• **DATA FOR THE TASK**

[START]

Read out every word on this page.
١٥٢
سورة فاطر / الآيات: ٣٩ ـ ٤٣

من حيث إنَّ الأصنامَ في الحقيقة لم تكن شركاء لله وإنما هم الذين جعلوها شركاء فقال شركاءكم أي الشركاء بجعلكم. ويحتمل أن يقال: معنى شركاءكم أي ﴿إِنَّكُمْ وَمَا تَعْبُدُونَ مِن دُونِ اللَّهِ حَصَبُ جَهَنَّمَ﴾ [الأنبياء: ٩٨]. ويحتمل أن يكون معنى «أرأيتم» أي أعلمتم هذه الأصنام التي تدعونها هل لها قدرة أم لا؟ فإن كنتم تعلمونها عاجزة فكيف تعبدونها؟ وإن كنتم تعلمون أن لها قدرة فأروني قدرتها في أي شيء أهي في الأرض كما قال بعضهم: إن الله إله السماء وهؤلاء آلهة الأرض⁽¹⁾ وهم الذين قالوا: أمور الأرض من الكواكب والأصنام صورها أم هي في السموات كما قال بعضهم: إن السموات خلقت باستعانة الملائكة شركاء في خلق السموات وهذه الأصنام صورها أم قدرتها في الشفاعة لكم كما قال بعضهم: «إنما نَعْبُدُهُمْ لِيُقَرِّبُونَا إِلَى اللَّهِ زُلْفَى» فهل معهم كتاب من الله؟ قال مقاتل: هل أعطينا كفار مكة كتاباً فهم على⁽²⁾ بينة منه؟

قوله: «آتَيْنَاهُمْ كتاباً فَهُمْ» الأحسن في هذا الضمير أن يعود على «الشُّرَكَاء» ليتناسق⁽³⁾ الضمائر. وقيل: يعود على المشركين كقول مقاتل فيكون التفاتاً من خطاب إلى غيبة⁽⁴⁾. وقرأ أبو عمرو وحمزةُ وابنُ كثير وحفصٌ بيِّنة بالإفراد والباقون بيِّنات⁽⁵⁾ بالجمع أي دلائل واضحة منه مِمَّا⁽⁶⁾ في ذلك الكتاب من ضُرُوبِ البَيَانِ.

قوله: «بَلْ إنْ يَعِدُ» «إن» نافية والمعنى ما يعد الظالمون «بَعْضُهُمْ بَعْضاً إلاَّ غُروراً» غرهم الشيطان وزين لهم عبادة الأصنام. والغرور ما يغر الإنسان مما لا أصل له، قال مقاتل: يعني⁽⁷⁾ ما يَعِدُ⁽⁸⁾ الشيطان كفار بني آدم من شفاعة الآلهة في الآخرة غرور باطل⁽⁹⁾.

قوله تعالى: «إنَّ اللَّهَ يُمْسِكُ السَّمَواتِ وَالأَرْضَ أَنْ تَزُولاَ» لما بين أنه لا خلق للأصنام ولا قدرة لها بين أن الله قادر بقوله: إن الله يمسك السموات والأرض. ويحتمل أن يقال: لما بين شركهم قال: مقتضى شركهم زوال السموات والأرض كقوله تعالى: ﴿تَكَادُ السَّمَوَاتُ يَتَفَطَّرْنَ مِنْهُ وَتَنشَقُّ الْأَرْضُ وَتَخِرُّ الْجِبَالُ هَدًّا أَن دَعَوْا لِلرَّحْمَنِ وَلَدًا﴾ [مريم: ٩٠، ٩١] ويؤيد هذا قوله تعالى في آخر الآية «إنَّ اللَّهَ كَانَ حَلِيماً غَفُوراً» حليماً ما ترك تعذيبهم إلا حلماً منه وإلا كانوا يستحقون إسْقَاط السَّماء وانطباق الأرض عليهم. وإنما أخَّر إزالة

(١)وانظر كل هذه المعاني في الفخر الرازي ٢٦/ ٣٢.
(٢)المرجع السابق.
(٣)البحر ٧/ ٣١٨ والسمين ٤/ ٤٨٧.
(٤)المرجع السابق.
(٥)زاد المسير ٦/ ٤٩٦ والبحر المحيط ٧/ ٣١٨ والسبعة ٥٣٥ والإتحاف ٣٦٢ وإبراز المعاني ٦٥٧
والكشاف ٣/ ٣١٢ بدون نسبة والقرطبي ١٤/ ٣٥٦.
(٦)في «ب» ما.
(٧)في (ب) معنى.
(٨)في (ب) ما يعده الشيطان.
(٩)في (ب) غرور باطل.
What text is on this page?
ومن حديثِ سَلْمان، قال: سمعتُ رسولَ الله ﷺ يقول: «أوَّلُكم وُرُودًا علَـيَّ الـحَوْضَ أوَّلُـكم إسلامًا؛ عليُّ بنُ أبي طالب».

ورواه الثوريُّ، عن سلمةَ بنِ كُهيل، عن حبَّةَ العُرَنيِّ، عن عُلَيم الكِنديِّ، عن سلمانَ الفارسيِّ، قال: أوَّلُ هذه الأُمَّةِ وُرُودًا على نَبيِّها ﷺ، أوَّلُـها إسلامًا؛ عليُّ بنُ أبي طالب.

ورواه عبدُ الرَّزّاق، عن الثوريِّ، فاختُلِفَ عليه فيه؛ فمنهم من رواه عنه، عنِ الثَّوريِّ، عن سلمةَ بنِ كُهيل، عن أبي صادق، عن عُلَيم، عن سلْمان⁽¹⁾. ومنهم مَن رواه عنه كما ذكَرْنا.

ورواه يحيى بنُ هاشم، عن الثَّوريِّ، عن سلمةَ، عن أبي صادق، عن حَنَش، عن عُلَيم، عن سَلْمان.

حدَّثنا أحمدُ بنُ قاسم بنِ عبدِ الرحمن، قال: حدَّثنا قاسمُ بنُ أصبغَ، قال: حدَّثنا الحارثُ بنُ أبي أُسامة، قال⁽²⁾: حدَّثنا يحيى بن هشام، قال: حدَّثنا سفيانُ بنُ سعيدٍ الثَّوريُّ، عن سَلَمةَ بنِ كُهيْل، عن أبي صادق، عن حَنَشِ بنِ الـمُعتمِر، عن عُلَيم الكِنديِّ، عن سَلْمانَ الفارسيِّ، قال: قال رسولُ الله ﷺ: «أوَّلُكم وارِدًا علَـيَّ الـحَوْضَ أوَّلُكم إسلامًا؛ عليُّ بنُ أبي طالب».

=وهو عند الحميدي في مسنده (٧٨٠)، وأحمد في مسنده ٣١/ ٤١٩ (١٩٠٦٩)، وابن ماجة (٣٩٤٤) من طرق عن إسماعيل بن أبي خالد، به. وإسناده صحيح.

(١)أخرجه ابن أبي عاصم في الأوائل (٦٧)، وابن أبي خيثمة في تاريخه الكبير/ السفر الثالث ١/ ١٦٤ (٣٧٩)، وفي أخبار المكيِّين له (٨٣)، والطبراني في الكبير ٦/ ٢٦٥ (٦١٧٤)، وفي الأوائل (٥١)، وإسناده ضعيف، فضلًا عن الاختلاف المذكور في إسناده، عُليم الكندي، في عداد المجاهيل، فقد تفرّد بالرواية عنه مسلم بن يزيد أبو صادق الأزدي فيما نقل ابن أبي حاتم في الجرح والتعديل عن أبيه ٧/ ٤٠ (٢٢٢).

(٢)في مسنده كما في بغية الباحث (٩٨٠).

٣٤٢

[END]

• **INSTRUCTIONS TO FOLLOW**
Copy out each line that contains the word "page".

• **IN RESPONSE**
Read out every word on this page.
What text is on this page?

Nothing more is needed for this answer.